[Records from a data collection]
^^^^^^^^^^^^^^^^
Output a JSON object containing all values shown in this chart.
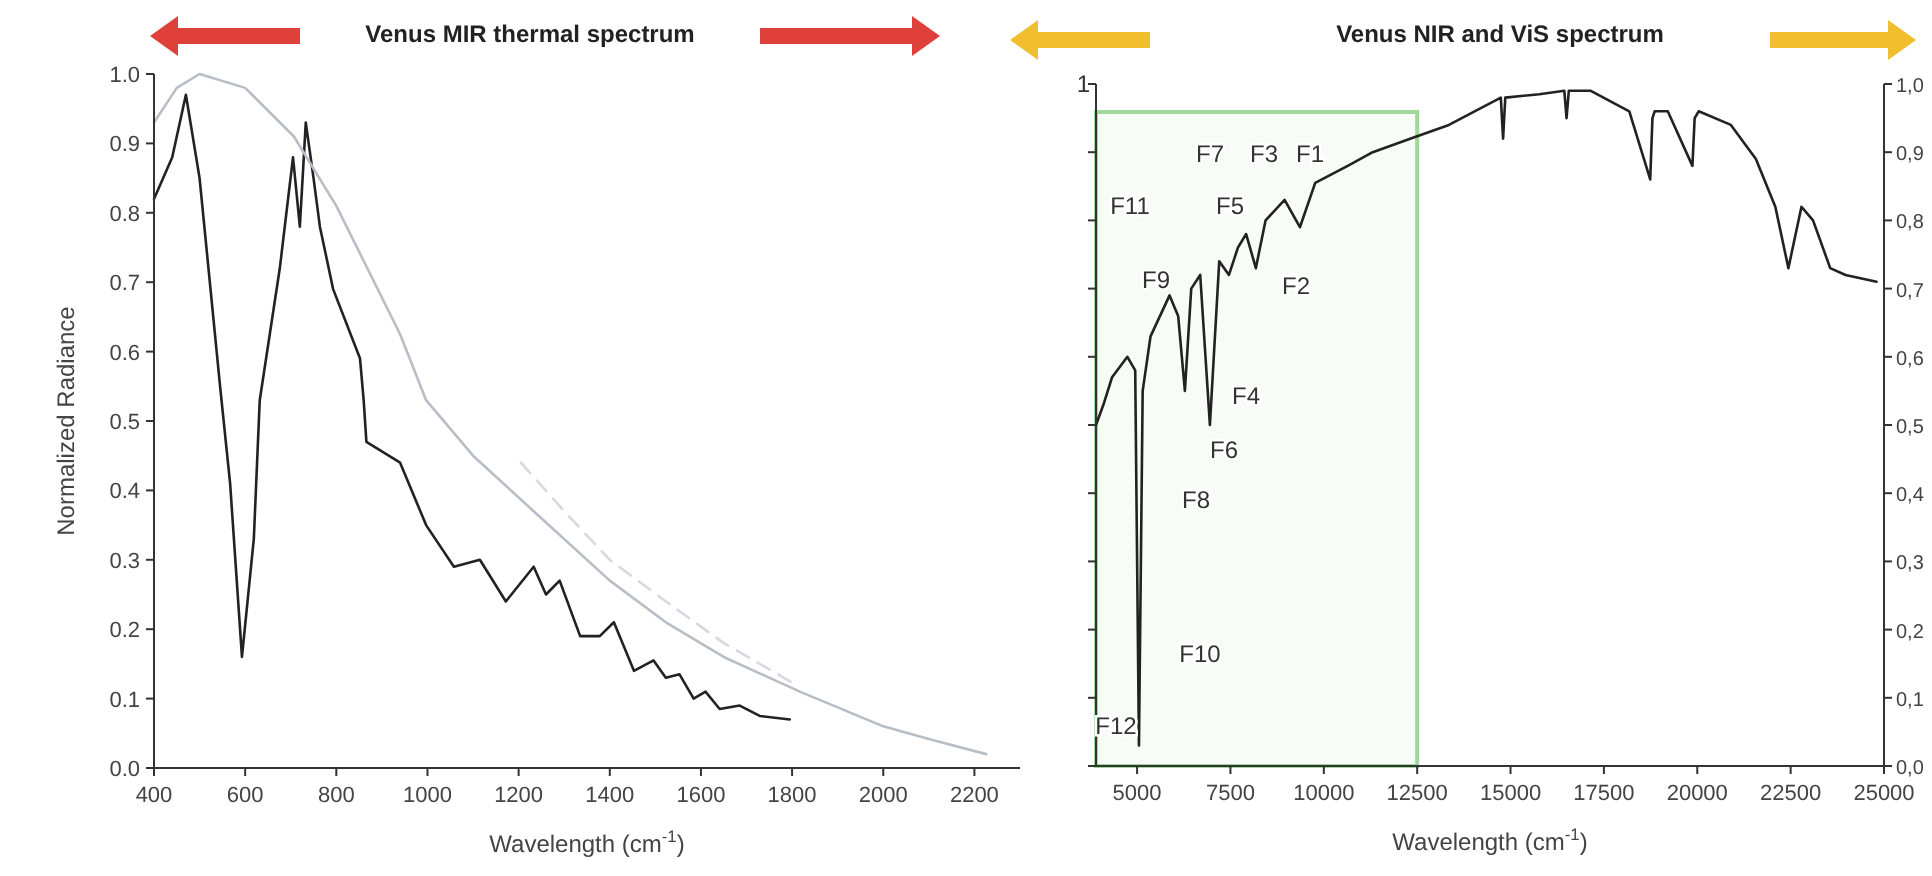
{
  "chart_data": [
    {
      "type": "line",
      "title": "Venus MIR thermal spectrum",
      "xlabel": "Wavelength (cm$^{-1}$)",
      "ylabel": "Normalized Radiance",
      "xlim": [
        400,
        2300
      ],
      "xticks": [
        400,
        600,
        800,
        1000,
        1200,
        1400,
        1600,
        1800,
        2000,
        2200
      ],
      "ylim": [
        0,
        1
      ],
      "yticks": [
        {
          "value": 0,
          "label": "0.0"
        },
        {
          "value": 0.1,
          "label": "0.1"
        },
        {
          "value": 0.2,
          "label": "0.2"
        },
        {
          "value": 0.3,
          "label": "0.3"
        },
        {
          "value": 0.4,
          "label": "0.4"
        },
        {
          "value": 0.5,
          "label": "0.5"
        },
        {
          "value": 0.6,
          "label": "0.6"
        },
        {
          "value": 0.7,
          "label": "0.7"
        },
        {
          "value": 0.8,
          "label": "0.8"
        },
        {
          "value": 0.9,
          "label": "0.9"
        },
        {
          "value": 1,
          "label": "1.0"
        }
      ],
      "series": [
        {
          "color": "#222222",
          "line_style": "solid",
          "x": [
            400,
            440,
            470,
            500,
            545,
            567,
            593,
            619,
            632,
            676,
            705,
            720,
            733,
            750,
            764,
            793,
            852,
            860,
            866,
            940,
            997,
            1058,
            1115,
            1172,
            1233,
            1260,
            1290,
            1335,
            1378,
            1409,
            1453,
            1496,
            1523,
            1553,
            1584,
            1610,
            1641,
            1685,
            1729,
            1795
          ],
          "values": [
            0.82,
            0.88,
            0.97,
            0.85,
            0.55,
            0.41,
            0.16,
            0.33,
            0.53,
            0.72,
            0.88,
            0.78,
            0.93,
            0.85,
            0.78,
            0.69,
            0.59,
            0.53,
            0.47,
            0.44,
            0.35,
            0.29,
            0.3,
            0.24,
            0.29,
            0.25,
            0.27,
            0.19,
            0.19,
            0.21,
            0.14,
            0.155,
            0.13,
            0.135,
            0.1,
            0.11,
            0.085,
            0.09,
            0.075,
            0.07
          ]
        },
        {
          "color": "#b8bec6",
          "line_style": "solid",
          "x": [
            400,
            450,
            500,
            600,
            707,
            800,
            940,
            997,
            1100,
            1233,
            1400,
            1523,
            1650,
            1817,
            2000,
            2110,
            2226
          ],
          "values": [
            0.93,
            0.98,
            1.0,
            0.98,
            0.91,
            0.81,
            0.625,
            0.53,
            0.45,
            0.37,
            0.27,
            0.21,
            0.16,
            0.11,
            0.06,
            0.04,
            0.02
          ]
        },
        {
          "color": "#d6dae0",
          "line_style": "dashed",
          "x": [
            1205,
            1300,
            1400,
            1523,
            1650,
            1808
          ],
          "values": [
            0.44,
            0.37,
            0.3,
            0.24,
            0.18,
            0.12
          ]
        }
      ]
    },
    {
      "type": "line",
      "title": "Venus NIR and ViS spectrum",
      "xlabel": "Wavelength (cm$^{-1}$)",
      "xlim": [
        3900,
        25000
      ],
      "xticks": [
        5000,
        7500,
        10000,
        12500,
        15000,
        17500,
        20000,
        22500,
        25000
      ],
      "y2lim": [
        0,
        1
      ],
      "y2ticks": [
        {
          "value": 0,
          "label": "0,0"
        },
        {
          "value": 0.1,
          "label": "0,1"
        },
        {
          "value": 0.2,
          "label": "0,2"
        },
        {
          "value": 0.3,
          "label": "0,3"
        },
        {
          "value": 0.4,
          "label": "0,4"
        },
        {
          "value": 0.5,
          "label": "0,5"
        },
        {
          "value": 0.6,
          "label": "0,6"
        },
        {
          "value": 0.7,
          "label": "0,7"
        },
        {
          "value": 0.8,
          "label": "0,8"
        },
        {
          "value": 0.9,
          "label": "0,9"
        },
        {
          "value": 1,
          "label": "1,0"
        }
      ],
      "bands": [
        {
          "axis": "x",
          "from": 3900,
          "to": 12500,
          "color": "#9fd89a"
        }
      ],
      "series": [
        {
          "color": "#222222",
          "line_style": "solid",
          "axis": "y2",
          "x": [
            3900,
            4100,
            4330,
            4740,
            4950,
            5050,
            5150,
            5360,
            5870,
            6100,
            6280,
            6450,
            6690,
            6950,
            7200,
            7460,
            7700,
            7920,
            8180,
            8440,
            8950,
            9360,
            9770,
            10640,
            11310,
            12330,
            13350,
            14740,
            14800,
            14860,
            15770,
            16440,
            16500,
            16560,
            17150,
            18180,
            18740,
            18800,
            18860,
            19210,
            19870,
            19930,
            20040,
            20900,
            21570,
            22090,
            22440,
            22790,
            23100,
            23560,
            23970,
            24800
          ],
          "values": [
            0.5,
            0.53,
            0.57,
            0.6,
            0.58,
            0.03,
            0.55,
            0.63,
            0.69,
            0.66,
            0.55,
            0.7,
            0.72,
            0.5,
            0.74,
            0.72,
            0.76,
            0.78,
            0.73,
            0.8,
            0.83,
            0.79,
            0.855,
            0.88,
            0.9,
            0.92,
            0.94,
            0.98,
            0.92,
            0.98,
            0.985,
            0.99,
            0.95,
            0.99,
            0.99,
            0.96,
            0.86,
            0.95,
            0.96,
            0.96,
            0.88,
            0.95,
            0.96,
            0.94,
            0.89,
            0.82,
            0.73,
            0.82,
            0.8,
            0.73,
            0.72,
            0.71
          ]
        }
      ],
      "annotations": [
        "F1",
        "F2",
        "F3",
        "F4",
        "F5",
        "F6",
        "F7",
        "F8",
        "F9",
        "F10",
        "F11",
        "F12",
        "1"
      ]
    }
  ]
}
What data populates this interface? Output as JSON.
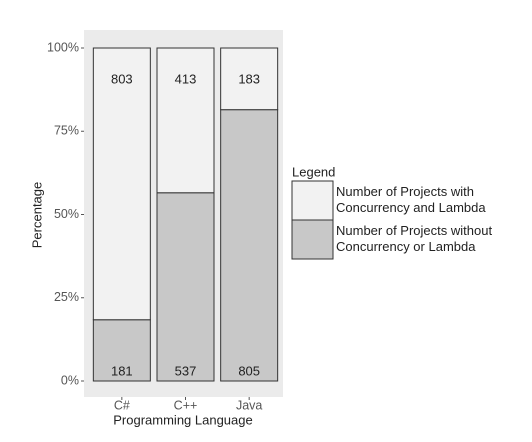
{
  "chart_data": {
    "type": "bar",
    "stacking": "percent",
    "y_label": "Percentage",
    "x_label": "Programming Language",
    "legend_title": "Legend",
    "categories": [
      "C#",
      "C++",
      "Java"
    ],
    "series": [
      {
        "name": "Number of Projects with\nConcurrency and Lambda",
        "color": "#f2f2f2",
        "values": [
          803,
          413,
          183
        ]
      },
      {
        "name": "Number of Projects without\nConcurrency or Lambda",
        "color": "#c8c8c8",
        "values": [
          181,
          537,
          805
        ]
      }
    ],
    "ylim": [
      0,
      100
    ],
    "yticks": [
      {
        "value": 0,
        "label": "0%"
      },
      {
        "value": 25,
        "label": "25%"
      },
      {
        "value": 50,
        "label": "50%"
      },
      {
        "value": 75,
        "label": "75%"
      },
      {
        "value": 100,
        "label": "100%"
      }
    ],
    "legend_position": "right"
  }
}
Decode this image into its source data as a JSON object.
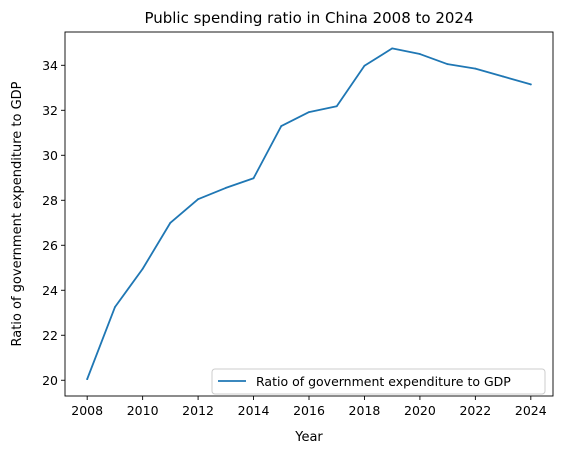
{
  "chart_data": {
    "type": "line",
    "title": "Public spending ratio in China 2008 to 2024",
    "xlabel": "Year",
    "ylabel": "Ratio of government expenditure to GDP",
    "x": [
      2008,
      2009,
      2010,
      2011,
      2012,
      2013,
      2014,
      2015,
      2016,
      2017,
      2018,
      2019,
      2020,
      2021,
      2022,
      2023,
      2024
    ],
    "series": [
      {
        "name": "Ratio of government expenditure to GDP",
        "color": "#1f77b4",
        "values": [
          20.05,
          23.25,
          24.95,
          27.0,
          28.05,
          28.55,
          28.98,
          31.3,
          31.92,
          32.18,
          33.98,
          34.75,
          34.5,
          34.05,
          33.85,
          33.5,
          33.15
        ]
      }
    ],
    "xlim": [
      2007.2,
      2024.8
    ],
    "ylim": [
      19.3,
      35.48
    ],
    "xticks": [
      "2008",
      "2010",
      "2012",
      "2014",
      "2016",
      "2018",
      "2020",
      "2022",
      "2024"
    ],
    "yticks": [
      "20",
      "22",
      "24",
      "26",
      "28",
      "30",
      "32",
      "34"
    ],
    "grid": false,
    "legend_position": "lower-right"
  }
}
^^^^^^^^^^^^^^^^
* Problem requirements
Report all lines of the material that contain the word "Lambda".

* Response to this exercise
        "name": "Number of Projects with\nConcurrency and Lambda",
        "name": "Number of Projects without\nConcurrency or Lambda",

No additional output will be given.